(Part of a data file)

★ ★ ★ ★

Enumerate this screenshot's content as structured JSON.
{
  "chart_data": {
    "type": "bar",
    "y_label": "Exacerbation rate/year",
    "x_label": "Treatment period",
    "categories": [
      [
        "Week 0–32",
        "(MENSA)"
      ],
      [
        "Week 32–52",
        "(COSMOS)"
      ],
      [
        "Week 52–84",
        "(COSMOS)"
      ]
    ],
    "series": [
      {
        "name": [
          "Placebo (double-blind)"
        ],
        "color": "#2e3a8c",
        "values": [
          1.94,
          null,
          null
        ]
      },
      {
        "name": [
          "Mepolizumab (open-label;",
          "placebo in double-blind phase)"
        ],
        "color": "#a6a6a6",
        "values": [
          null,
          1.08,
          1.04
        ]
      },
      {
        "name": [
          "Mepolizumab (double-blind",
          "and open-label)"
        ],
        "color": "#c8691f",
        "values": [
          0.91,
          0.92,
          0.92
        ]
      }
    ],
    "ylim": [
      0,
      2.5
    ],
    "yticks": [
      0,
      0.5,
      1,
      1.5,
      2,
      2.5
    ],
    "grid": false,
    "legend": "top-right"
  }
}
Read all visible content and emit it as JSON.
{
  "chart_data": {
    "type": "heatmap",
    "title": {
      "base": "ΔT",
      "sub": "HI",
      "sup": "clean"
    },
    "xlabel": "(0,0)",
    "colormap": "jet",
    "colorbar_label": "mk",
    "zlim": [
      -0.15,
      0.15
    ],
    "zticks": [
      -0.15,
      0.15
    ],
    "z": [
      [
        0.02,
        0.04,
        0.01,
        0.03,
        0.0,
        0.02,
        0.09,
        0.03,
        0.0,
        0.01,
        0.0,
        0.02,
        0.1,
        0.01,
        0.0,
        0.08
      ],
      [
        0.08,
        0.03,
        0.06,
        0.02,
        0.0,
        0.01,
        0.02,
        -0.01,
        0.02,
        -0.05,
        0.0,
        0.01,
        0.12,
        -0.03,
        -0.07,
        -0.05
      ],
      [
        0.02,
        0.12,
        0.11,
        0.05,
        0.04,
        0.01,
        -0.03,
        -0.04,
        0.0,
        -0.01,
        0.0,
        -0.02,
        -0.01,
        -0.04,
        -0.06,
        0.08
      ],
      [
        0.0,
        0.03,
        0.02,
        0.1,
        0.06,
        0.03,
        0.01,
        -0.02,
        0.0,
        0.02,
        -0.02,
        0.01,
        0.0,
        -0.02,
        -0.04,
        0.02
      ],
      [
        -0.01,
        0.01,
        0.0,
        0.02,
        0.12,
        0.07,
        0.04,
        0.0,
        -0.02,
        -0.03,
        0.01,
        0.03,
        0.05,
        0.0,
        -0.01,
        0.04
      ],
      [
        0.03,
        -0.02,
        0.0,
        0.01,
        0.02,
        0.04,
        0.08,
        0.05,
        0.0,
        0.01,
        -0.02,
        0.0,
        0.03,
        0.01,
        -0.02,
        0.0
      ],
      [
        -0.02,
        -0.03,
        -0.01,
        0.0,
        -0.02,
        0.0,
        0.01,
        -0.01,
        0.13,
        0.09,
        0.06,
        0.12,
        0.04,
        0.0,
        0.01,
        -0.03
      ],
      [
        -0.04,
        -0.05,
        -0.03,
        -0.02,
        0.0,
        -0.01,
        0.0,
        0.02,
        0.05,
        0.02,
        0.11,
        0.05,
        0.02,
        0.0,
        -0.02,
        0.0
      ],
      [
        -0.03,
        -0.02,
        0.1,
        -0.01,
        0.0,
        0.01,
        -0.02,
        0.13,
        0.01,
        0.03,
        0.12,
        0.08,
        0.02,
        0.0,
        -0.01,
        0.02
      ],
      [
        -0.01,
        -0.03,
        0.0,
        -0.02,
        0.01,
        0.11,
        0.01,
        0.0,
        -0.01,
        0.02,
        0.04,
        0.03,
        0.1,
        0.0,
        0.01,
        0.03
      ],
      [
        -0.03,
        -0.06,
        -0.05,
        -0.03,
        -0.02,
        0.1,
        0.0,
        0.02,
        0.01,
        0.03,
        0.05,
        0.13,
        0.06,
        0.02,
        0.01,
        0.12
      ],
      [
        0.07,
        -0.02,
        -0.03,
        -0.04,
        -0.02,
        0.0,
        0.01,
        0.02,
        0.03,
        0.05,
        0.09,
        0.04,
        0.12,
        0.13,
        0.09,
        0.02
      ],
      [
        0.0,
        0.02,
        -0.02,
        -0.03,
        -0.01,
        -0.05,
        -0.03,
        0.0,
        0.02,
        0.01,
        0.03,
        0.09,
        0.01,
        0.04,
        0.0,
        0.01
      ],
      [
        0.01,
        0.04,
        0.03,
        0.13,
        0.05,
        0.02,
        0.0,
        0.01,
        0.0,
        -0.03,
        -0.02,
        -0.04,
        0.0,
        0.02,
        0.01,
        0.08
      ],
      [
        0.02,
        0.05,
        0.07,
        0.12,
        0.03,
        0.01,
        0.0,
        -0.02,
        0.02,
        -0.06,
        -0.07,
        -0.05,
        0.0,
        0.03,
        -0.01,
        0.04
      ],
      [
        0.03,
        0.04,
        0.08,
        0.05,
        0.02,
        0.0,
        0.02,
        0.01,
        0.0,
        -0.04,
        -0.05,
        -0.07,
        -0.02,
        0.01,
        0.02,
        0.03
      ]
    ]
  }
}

★ ★ ★ ★

• **Task statement**
Give the data again, exactly as it stands.

• **Expected answer**
Enumerate this screenshot's content as structured JSON.
{
  "chart_data": {
    "type": "bar",
    "y_label": "Exacerbation rate/year",
    "x_label": "Treatment period",
    "categories": [
      [
        "Week 0–32",
        "(MENSA)"
      ],
      [
        "Week 32–52",
        "(COSMOS)"
      ],
      [
        "Week 52–84",
        "(COSMOS)"
      ]
    ],
    "series": [
      {
        "name": [
          "Placebo (double-blind)"
        ],
        "color": "#2e3a8c",
        "values": [
          1.94,
          null,
          null
        ]
      },
      {
        "name": [
          "Mepolizumab (open-label;",
          "placebo in double-blind phase)"
        ],
        "color": "#a6a6a6",
        "values": [
          null,
          1.08,
          1.04
        ]
      },
      {
        "name": [
          "Mepolizumab (double-blind",
          "and open-label)"
        ],
        "color": "#c8691f",
        "values": [
          0.91,
          0.92,
          0.92
        ]
      }
    ],
    "ylim": [
      0,
      2.5
    ],
    "yticks": [
      0,
      0.5,
      1,
      1.5,
      2,
      2.5
    ],
    "grid": false,
    "legend": "top-right"
  }
}
Read all visible content and emit it as JSON.
{
  "chart_data": {
    "type": "heatmap",
    "title": {
      "base": "ΔT",
      "sub": "HI",
      "sup": "clean"
    },
    "xlabel": "(0,0)",
    "colormap": "jet",
    "colorbar_label": "mk",
    "zlim": [
      -0.15,
      0.15
    ],
    "zticks": [
      -0.15,
      0.15
    ],
    "z": [
      [
        0.02,
        0.04,
        0.01,
        0.03,
        0.0,
        0.02,
        0.09,
        0.03,
        0.0,
        0.01,
        0.0,
        0.02,
        0.1,
        0.01,
        0.0,
        0.08
      ],
      [
        0.08,
        0.03,
        0.06,
        0.02,
        0.0,
        0.01,
        0.02,
        -0.01,
        0.02,
        -0.05,
        0.0,
        0.01,
        0.12,
        -0.03,
        -0.07,
        -0.05
      ],
      [
        0.02,
        0.12,
        0.11,
        0.05,
        0.04,
        0.01,
        -0.03,
        -0.04,
        0.0,
        -0.01,
        0.0,
        -0.02,
        -0.01,
        -0.04,
        -0.06,
        0.08
      ],
      [
        0.0,
        0.03,
        0.02,
        0.1,
        0.06,
        0.03,
        0.01,
        -0.02,
        0.0,
        0.02,
        -0.02,
        0.01,
        0.0,
        -0.02,
        -0.04,
        0.02
      ],
      [
        -0.01,
        0.01,
        0.0,
        0.02,
        0.12,
        0.07,
        0.04,
        0.0,
        -0.02,
        -0.03,
        0.01,
        0.03,
        0.05,
        0.0,
        -0.01,
        0.04
      ],
      [
        0.03,
        -0.02,
        0.0,
        0.01,
        0.02,
        0.04,
        0.08,
        0.05,
        0.0,
        0.01,
        -0.02,
        0.0,
        0.03,
        0.01,
        -0.02,
        0.0
      ],
      [
        -0.02,
        -0.03,
        -0.01,
        0.0,
        -0.02,
        0.0,
        0.01,
        -0.01,
        0.13,
        0.09,
        0.06,
        0.12,
        0.04,
        0.0,
        0.01,
        -0.03
      ],
      [
        -0.04,
        -0.05,
        -0.03,
        -0.02,
        0.0,
        -0.01,
        0.0,
        0.02,
        0.05,
        0.02,
        0.11,
        0.05,
        0.02,
        0.0,
        -0.02,
        0.0
      ],
      [
        -0.03,
        -0.02,
        0.1,
        -0.01,
        0.0,
        0.01,
        -0.02,
        0.13,
        0.01,
        0.03,
        0.12,
        0.08,
        0.02,
        0.0,
        -0.01,
        0.02
      ],
      [
        -0.01,
        -0.03,
        0.0,
        -0.02,
        0.01,
        0.11,
        0.01,
        0.0,
        -0.01,
        0.02,
        0.04,
        0.03,
        0.1,
        0.0,
        0.01,
        0.03
      ],
      [
        -0.03,
        -0.06,
        -0.05,
        -0.03,
        -0.02,
        0.1,
        0.0,
        0.02,
        0.01,
        0.03,
        0.05,
        0.13,
        0.06,
        0.02,
        0.01,
        0.12
      ],
      [
        0.07,
        -0.02,
        -0.03,
        -0.04,
        -0.02,
        0.0,
        0.01,
        0.02,
        0.03,
        0.05,
        0.09,
        0.04,
        0.12,
        0.13,
        0.09,
        0.02
      ],
      [
        0.0,
        0.02,
        -0.02,
        -0.03,
        -0.01,
        -0.05,
        -0.03,
        0.0,
        0.02,
        0.01,
        0.03,
        0.09,
        0.01,
        0.04,
        0.0,
        0.01
      ],
      [
        0.01,
        0.04,
        0.03,
        0.13,
        0.05,
        0.02,
        0.0,
        0.01,
        0.0,
        -0.03,
        -0.02,
        -0.04,
        0.0,
        0.02,
        0.01,
        0.08
      ],
      [
        0.02,
        0.05,
        0.07,
        0.12,
        0.03,
        0.01,
        0.0,
        -0.02,
        0.02,
        -0.06,
        -0.07,
        -0.05,
        0.0,
        0.03,
        -0.01,
        0.04
      ],
      [
        0.03,
        0.04,
        0.08,
        0.05,
        0.02,
        0.0,
        0.02,
        0.01,
        0.0,
        -0.04,
        -0.05,
        -0.07,
        -0.02,
        0.01,
        0.02,
        0.03
      ]
    ]
  }
}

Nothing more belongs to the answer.